┌─ Quoted text
The United States’ pursuit of Julian Assange for leaking state secrets has played out for more than a decade in courtrooms and government offices across the world, from Washington, DC, to London to Stockholm and Quito, Ecuador.
But on Wednesday it came to a sudden, somewhat uneasy end, when the WikiLeaks founder pleaded guilty in a US federal court to a single felony charge related to his alleged role in orchestrating one of the largest-ever breaches of US classified military and diplomatic documents. The plea deal allows Assange to avoid prison in the US and return to his native Australia.
Discussions between Assange’s legal team and US prosecutors ebbed and flowed across three US presidencies during his yearslong battle to avoid extradition to the US where he faced a trial on 18 felony counts.
Australian diplomats brought up the plight of Assange every chance they got during the past three years of the Biden administration, a stark contrast to their behavior during the Trump years, when they largely avoided the matter due to concerns it could harm the broader bilateral relationship between the two countries, according to multiple sources familiar with the matter.
└─
┌─ Entries
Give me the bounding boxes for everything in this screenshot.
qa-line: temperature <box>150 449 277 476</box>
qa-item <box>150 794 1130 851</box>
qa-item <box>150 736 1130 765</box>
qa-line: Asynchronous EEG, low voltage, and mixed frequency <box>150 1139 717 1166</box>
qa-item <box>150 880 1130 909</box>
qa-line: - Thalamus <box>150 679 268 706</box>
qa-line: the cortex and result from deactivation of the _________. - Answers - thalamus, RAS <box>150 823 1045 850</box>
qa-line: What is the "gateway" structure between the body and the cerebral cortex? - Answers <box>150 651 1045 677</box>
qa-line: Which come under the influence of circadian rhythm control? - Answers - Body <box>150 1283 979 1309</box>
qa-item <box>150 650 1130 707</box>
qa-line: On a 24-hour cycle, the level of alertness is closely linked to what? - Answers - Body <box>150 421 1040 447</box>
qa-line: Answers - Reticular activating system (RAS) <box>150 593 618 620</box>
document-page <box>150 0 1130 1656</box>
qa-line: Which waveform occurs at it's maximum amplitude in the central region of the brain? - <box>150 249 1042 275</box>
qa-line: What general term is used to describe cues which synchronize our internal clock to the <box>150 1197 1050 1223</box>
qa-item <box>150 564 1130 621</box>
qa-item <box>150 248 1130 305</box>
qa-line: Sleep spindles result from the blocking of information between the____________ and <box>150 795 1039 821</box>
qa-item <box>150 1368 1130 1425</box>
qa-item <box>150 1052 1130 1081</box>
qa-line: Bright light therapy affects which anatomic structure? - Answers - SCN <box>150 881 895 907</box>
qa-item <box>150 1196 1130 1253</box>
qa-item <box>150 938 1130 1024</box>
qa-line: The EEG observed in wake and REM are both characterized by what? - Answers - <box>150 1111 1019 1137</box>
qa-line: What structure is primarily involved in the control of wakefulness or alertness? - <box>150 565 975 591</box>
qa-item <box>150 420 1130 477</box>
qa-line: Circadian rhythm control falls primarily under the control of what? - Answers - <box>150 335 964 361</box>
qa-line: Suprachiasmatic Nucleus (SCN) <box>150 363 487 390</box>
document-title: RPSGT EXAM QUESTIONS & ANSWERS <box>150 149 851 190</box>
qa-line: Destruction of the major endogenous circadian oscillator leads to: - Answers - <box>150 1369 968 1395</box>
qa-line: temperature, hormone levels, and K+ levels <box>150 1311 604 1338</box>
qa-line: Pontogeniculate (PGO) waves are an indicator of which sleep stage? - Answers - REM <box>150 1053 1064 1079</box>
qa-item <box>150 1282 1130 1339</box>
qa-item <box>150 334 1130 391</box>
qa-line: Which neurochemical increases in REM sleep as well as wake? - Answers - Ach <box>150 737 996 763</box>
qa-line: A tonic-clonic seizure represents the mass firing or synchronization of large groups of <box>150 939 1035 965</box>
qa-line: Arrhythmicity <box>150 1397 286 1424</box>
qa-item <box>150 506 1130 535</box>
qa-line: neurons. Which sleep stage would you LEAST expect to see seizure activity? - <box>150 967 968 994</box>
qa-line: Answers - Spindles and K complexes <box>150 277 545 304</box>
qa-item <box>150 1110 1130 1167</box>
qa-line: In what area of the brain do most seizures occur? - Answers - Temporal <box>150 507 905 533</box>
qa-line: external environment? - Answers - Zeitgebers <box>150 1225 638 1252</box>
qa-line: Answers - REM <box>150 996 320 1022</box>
└─
### What the task asks
Continue the article on the end of the US case against Julian Assange from its last sentence.

### Solved problem
“That never came up in our conversations,” said David Stilwell, the State Department assistant secretary for the Pacific region during the Trump administration. “Not a word.”
But in recent months, talks heated up, in part thanks to the efforts of a left-leaning Australian government that came to power two years ago, giving Assange a powerful ally as he waged a protracted legal battle from a London prison. Recent rulings in UK courts favoring Assange in his extradition fight also provided key gains in the saga.
At a meeting in the Oval Office as part of an official state visit at the end of October, Australian Prime Minister Anthony Albanese raised the issue of Assange with President Joe Biden, suggesting that enough time had passed and that the case needed to be resolved. Biden and his team responded positively but made clear they would not interfere with the Justice Department, according to people familiar with the matter.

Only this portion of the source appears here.